§ **Written exercise**:
Copy out each line that includes the word "region".

§ **Materials provided**:
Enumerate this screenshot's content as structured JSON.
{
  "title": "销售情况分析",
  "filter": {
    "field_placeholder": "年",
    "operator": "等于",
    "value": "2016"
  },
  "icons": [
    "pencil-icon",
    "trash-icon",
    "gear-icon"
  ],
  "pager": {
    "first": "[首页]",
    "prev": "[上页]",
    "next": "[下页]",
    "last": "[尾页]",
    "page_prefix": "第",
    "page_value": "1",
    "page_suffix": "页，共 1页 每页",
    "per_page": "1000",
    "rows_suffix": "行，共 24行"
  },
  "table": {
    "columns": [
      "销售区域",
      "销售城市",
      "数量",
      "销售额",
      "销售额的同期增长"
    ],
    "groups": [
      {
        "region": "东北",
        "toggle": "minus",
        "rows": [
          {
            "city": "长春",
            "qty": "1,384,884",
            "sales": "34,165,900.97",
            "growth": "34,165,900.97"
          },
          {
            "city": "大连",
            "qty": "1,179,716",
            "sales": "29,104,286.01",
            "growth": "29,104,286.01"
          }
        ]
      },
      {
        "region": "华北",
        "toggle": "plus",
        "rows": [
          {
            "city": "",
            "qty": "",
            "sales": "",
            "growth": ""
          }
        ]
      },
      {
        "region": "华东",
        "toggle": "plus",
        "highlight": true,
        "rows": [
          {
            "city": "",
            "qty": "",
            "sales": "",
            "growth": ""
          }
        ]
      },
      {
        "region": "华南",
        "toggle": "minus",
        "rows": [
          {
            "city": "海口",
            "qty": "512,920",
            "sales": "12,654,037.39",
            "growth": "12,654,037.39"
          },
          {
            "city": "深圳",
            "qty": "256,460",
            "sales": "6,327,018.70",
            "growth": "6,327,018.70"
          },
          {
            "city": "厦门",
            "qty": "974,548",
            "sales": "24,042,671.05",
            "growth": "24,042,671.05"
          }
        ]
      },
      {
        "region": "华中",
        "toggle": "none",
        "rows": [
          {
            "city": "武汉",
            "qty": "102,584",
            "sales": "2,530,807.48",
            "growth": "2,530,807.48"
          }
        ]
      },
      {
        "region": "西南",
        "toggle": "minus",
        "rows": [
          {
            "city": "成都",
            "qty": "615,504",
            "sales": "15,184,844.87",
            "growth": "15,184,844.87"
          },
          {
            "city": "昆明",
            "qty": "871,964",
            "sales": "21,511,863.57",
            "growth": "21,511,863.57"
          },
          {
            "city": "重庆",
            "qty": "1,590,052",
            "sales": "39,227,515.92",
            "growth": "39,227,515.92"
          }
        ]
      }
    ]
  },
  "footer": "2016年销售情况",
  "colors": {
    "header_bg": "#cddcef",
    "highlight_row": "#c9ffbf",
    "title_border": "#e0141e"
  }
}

§ **Output for this task**:
        "region": "东北",
        "region": "华北",
        "region": "华东",
        "region": "华南",
        "region": "华中",
        "region": "西南",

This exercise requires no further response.